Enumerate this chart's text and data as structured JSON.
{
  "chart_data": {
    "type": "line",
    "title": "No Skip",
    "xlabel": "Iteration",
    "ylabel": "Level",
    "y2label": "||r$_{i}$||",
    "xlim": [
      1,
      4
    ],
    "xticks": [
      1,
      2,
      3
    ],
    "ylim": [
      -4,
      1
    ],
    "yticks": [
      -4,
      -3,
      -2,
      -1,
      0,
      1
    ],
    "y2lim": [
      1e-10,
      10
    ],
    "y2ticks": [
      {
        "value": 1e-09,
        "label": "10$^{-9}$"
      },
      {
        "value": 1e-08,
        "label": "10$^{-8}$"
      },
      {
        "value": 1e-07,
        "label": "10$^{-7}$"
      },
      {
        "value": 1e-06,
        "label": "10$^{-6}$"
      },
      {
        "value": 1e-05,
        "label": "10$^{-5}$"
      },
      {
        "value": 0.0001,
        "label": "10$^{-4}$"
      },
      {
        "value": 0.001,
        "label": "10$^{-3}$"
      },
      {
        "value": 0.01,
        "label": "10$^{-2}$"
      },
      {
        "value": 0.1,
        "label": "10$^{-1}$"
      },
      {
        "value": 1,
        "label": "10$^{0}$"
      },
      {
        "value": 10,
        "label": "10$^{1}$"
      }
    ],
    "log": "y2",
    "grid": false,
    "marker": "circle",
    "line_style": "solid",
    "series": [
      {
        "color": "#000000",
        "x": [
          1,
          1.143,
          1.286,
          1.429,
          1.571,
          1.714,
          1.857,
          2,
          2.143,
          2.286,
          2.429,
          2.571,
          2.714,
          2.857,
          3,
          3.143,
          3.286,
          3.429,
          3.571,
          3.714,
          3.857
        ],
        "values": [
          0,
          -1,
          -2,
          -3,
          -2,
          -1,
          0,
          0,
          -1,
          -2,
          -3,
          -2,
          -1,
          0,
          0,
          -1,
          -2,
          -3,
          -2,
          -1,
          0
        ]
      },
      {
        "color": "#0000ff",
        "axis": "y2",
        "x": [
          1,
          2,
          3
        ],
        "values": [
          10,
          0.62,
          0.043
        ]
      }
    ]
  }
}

○ ○ ○ ○ ○ ○ ○

#### Aim of the task:
Restate the whole listing exactly.

#### Reply:
Enumerate this chart's text and data as structured JSON.
{
  "chart_data": {
    "type": "line",
    "title": "No Skip",
    "xlabel": "Iteration",
    "ylabel": "Level",
    "y2label": "||r$_{i}$||",
    "xlim": [
      1,
      4
    ],
    "xticks": [
      1,
      2,
      3
    ],
    "ylim": [
      -4,
      1
    ],
    "yticks": [
      -4,
      -3,
      -2,
      -1,
      0,
      1
    ],
    "y2lim": [
      1e-10,
      10
    ],
    "y2ticks": [
      {
        "value": 1e-09,
        "label": "10$^{-9}$"
      },
      {
        "value": 1e-08,
        "label": "10$^{-8}$"
      },
      {
        "value": 1e-07,
        "label": "10$^{-7}$"
      },
      {
        "value": 1e-06,
        "label": "10$^{-6}$"
      },
      {
        "value": 1e-05,
        "label": "10$^{-5}$"
      },
      {
        "value": 0.0001,
        "label": "10$^{-4}$"
      },
      {
        "value": 0.001,
        "label": "10$^{-3}$"
      },
      {
        "value": 0.01,
        "label": "10$^{-2}$"
      },
      {
        "value": 0.1,
        "label": "10$^{-1}$"
      },
      {
        "value": 1,
        "label": "10$^{0}$"
      },
      {
        "value": 10,
        "label": "10$^{1}$"
      }
    ],
    "log": "y2",
    "grid": false,
    "marker": "circle",
    "line_style": "solid",
    "series": [
      {
        "color": "#000000",
        "x": [
          1,
          1.143,
          1.286,
          1.429,
          1.571,
          1.714,
          1.857,
          2,
          2.143,
          2.286,
          2.429,
          2.571,
          2.714,
          2.857,
          3,
          3.143,
          3.286,
          3.429,
          3.571,
          3.714,
          3.857
        ],
        "values": [
          0,
          -1,
          -2,
          -3,
          -2,
          -1,
          0,
          0,
          -1,
          -2,
          -3,
          -2,
          -1,
          0,
          0,
          -1,
          -2,
          -3,
          -2,
          -1,
          0
        ]
      },
      {
        "color": "#0000ff",
        "axis": "y2",
        "x": [
          1,
          2,
          3
        ],
        "values": [
          10,
          0.62,
          0.043
        ]
      }
    ]
  }
}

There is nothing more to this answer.